## Task to complete
Locate each line below that includes "structure" and reproduce it.

## Entries shown
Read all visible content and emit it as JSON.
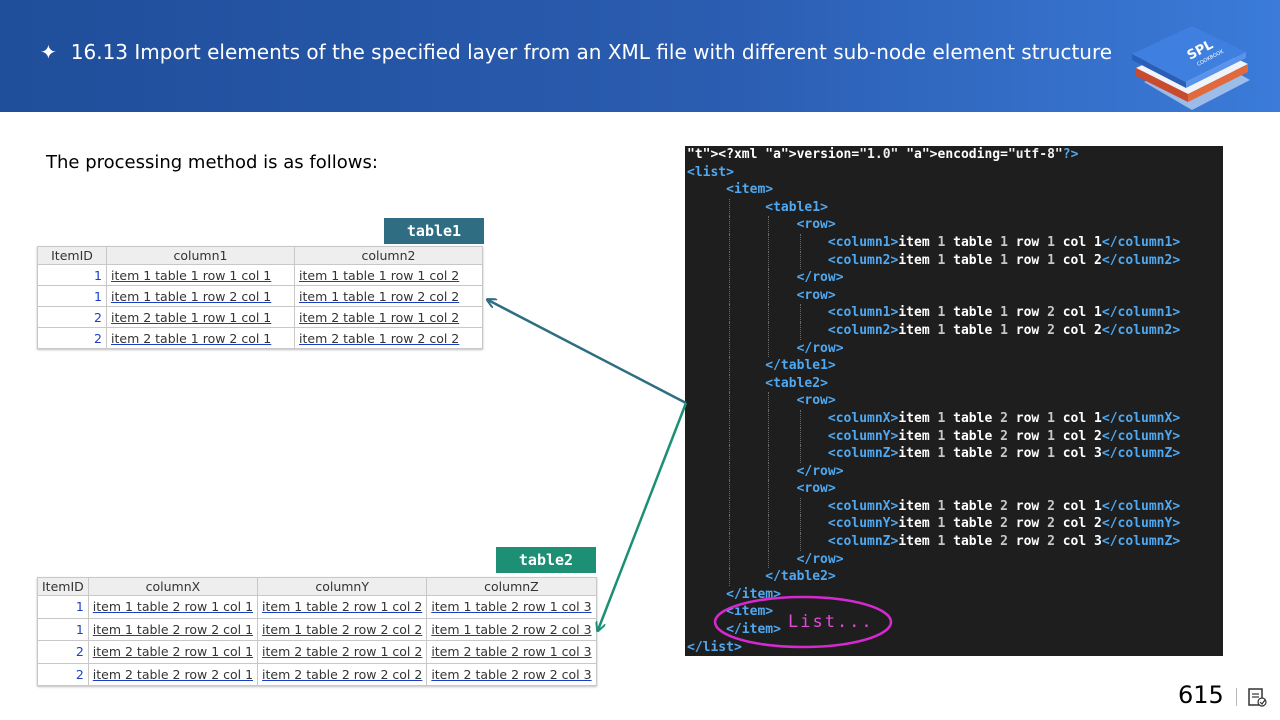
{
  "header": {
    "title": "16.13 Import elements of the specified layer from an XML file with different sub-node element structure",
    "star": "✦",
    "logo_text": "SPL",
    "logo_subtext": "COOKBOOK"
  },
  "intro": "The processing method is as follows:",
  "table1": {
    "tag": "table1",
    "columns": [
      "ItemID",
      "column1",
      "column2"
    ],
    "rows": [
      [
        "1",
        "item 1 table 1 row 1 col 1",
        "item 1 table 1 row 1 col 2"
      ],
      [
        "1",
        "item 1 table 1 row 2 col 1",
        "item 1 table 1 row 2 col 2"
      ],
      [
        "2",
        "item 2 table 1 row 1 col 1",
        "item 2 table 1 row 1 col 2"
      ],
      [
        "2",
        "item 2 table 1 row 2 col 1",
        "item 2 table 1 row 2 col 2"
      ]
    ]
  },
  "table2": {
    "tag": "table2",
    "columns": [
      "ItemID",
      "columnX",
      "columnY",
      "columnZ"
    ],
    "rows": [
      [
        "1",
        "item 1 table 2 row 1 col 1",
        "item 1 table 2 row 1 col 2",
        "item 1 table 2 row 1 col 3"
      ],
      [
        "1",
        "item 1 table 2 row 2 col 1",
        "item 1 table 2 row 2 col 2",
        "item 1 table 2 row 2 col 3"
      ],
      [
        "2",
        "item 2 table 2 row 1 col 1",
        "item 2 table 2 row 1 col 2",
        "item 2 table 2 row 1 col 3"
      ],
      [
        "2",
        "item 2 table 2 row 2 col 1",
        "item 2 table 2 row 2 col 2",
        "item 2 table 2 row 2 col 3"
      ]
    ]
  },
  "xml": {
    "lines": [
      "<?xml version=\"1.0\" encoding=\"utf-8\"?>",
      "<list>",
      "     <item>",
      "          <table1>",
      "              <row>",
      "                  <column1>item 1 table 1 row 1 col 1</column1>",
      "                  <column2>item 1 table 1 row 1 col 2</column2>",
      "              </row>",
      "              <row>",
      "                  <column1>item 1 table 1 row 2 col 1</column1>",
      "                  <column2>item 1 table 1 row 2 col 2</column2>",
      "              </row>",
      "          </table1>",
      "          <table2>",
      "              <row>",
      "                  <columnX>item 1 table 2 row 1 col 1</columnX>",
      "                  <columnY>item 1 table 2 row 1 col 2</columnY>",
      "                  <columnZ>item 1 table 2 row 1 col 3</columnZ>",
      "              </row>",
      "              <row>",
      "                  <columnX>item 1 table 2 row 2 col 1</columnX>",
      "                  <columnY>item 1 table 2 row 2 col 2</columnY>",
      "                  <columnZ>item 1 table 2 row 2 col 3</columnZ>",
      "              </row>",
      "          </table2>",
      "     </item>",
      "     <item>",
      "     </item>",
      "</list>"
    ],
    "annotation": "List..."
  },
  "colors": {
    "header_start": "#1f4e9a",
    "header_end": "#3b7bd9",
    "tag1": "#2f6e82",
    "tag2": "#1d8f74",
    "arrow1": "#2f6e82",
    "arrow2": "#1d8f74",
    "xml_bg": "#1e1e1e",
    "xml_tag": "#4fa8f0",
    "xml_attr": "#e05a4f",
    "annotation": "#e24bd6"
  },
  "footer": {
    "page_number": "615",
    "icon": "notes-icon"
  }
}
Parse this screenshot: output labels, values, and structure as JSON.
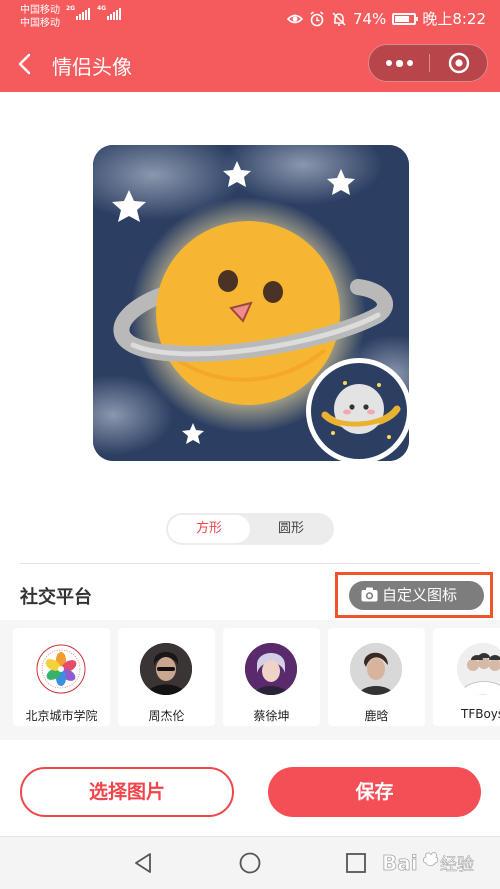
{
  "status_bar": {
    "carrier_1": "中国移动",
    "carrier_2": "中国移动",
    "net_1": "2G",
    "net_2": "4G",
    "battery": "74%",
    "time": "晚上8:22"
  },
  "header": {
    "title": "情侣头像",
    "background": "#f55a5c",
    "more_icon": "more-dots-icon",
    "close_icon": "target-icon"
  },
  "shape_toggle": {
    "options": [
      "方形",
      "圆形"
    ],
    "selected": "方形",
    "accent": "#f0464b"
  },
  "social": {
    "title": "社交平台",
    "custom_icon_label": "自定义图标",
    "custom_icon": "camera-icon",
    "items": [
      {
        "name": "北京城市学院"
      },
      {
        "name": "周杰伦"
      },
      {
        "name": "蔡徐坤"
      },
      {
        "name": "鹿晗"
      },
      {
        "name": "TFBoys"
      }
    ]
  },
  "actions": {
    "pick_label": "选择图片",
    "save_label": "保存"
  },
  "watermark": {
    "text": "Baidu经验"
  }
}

* * *

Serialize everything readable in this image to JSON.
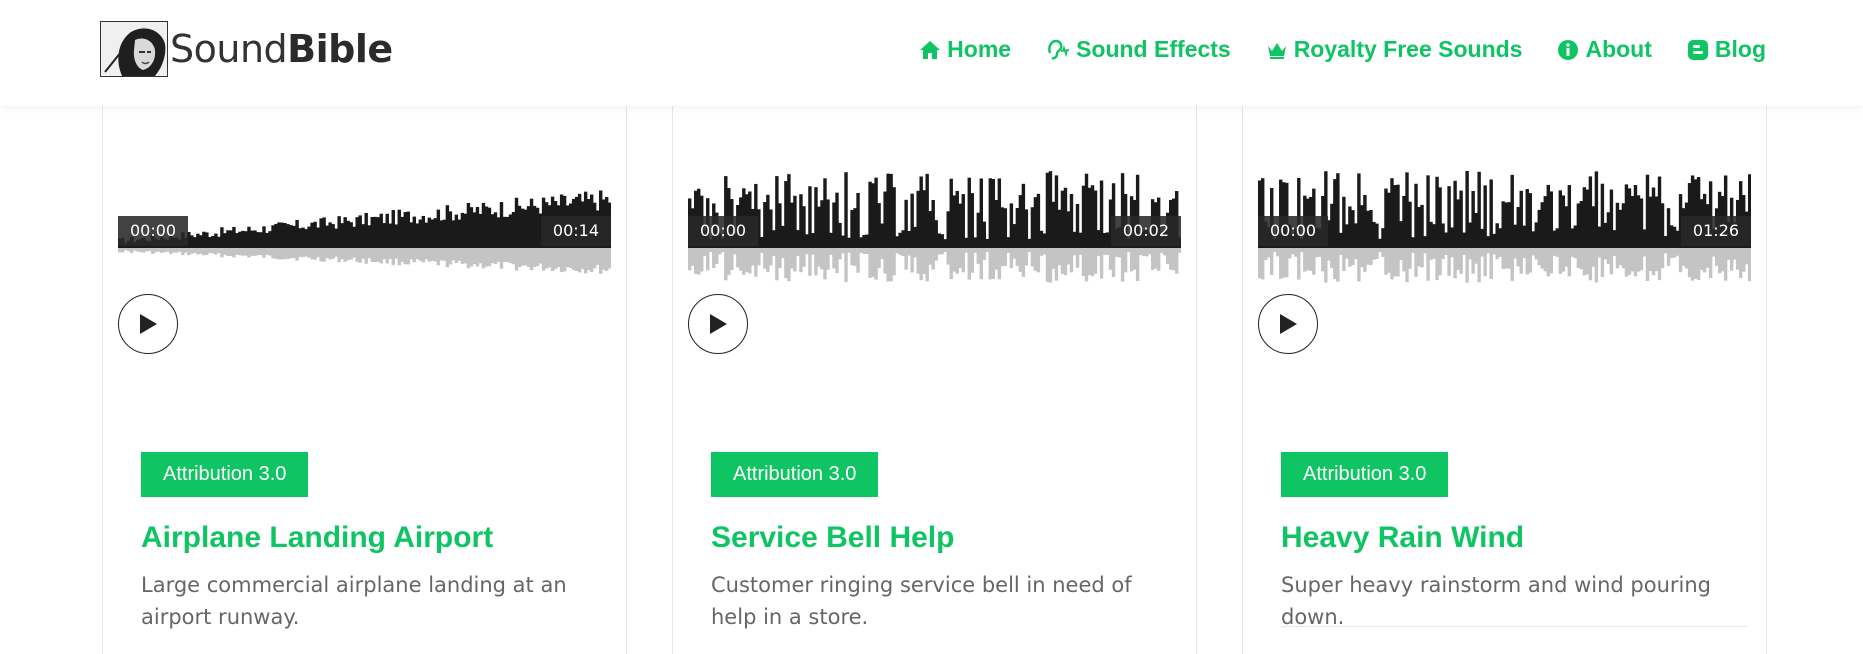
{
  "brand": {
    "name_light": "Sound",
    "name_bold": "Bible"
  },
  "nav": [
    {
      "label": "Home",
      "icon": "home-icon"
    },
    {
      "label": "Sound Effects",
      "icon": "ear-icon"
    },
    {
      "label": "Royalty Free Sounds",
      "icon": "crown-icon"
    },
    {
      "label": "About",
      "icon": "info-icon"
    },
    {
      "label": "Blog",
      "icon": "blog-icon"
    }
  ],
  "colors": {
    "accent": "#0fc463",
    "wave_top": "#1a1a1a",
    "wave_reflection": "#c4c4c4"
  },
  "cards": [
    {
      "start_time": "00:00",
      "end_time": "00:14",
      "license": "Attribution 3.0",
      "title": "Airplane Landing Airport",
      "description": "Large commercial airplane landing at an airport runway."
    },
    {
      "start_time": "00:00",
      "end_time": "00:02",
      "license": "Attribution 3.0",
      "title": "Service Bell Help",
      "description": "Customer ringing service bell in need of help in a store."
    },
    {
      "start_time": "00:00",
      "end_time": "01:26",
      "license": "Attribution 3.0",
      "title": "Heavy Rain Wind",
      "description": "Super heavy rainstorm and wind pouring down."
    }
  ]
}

==

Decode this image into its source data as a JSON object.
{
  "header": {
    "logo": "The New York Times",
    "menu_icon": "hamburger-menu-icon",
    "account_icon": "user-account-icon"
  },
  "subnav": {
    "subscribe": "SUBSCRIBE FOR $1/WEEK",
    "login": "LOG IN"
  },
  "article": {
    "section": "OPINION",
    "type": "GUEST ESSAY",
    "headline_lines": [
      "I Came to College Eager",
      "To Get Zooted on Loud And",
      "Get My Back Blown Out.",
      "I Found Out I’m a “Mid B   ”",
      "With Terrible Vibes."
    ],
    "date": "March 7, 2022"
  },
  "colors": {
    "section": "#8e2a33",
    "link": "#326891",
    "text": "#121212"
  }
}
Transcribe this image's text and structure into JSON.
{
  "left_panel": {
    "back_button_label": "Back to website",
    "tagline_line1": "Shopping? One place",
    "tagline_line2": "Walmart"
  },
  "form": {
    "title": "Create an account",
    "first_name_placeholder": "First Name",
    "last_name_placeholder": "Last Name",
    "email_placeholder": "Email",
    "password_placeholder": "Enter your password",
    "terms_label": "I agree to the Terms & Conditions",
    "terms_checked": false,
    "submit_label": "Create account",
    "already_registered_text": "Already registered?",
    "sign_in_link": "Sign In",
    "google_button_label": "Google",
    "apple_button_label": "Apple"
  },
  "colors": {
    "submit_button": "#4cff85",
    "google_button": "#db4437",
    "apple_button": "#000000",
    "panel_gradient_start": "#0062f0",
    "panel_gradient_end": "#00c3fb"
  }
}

## Answer to this task
    "title": "16.13 Import elements of the specified layer from an XML file with different sub-node element structure",
Parse this screenshot: output labels, values, and structure as JSON.
Transcribe this image's text and structure into JSON.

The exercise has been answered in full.